Task objective.
Find each line containing the string "fill". Copy it.

Given entries.
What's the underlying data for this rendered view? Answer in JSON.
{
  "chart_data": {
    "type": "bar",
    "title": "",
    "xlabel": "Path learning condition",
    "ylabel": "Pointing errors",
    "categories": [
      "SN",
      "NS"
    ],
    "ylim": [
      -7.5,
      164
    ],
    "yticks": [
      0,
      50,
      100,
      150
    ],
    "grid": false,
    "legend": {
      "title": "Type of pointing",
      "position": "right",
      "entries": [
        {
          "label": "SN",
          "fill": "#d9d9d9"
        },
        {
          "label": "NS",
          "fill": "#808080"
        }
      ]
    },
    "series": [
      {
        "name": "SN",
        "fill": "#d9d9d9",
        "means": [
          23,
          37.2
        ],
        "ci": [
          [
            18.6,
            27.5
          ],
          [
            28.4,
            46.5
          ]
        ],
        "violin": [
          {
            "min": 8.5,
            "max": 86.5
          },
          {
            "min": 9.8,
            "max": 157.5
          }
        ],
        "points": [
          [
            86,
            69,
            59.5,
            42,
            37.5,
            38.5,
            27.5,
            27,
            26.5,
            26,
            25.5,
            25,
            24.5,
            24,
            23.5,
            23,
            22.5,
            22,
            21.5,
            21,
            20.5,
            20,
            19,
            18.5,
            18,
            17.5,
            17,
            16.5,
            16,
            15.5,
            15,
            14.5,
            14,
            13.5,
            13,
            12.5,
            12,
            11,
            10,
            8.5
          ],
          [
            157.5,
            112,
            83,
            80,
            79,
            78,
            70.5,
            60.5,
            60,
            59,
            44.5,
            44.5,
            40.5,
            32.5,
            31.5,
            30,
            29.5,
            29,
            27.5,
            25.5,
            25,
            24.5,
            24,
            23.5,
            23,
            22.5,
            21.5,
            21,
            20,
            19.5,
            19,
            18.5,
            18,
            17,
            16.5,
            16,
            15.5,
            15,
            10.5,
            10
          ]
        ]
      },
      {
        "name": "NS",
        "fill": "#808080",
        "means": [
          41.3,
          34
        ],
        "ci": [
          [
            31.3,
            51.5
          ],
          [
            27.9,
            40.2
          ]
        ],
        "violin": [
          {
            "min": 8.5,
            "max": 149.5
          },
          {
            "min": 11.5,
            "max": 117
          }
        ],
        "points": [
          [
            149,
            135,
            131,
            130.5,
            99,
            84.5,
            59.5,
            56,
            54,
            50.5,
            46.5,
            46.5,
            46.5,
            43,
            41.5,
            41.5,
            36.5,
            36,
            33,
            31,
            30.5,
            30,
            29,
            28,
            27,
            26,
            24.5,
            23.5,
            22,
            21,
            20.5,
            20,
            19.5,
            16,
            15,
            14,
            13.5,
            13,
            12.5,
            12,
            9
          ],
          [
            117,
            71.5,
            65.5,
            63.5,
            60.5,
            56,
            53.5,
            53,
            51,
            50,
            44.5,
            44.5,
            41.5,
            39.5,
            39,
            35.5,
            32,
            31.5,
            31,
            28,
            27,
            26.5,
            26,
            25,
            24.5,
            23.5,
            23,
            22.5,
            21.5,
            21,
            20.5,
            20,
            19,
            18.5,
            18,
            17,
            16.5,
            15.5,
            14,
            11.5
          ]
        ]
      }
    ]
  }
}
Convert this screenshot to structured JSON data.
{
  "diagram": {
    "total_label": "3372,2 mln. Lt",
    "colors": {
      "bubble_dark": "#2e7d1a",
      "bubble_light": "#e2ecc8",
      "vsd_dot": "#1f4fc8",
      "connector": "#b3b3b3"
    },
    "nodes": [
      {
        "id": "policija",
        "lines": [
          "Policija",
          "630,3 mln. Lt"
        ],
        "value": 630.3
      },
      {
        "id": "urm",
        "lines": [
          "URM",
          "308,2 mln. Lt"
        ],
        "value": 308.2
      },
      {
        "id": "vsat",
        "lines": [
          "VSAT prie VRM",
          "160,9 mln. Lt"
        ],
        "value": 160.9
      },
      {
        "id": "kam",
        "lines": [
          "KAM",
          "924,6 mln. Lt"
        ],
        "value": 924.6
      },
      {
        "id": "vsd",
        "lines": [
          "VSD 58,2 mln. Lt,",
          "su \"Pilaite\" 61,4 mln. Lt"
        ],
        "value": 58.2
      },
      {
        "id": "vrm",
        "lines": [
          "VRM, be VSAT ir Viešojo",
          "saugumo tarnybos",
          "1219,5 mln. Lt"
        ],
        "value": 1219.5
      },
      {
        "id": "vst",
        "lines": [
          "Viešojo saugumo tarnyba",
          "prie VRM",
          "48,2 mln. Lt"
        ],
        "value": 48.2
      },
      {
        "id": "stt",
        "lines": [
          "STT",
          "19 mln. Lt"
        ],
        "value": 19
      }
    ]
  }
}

Answer to the task.
          "fill": "#d9d9d9"
          "fill": "#808080"
        "fill": "#d9d9d9",
        "fill": "#808080",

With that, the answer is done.